**TEXT PROVIDED:**
Details

IRB Study Number 23-083

Status Recruiting

Institute Taussig Cancer Institute

Description

Description

Primary Objectives

To collect and bank peripheral blood MNCs from healthy volunteer donors. Peripheral blood MNCs include cellular components (hematopoietic cells and immune cells) that are critical starting material for pre-clinical and clinical research on cellular therapies and immunotherapies, leading to life-saving products such as Chimeric Antigen Receptor (CAR) T-cells.

To provide a common collection procedure for healthy donors of peripheral blood stem cells, lymphocytes and other MNCs.

To establish a bank of healthy donor MNCs as a resource for investigators conducting research studies, which may include animal studies, clinical-grade (GMP-compliant) isolation, culture expansion and genetic modification. All studies using cells collected under this protocol will be described in a separate, specific protocol with IRB/IACUC approvals.

Inclusion Criteria

Inclusion Criteria

Donors with age at the time of donation, age ≥ 18 and ≤ 65 years of age.

Exclusion Criteria

Exclusion Criteria

  1. Patients pregnant or breastfeeding at the time of donation.

  2. Previously denied for blood donation.

  3. Known anemia with hemoglobin lower than 11.0 g/dL.

**DATA SHOWN:**
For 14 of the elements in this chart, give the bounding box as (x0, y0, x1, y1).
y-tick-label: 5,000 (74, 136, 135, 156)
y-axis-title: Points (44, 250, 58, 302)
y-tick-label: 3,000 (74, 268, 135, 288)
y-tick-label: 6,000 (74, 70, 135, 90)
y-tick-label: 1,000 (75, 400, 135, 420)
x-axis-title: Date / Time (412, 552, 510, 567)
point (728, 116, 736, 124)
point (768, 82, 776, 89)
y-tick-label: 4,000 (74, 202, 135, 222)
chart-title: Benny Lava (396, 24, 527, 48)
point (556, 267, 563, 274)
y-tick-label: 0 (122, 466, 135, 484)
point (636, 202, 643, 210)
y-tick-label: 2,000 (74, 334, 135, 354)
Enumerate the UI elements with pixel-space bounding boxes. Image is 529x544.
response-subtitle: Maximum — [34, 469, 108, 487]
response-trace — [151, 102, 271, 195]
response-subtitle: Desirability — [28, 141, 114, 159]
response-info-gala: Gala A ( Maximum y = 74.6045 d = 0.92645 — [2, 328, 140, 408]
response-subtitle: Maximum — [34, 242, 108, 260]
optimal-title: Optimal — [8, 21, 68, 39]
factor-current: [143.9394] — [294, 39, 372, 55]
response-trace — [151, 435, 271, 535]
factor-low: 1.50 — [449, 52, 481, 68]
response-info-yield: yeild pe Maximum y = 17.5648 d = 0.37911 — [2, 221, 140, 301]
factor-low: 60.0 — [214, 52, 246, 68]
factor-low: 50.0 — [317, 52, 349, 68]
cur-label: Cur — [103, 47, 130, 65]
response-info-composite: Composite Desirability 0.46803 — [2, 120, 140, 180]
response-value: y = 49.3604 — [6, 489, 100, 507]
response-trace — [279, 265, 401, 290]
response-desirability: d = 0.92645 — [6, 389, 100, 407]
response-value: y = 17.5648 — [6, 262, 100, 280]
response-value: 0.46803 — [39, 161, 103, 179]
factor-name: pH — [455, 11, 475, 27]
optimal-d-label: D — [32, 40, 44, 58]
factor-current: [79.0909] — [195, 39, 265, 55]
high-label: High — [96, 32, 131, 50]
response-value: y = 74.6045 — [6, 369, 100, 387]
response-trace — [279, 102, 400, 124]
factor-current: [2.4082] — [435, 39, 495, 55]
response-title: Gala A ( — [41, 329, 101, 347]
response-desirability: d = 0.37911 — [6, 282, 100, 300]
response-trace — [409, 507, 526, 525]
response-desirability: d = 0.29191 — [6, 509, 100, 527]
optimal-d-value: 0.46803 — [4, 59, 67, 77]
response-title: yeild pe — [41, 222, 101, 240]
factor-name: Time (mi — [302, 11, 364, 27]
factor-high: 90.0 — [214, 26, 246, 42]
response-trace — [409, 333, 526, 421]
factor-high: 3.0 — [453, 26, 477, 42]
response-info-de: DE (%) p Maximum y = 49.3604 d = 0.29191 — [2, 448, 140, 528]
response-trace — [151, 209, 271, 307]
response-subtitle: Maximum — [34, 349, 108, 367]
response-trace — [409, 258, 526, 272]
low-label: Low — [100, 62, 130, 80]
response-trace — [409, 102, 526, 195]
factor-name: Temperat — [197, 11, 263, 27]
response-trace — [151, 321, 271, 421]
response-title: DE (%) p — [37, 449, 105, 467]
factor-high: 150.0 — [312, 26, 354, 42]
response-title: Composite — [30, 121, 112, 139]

**WHAT THE EXERCISE ASKS:** Resume the clinical study listing on banking blood cells from healthy donors, continuing after its last exclusion criterion about anemia.

**TASK OUTPUT:**
  4. History of transient ischemic attack or cerebrovascular accident

  5. Active acute or chronic infection including:

a. Active acute or chronic hepatitis B

b. Active acute or chronic hepatitis C

c. History of HIV infection or AIDS

d. History of cytomegalovirus infection

e. History of infection with human T-cell lymphoma virus I/II

f. History of previous infection by Treponema pallidum

g. History of infection by West Nile Virus

h. History of Chagas disease (previous infection by Trypanosoma cruzi)

  1. Known clinical history of coagulation abnormalities, including anticoagulants. This includes subjects taking more than 81mg of aspirin per day, receiving other antiplatelet agents or receiving oral or subcutaneous anticoagulants.

  2. Participants, who in the view of the investigator or collection team, are not good candidates for apheresis (primarily if they do not have adequate venous access)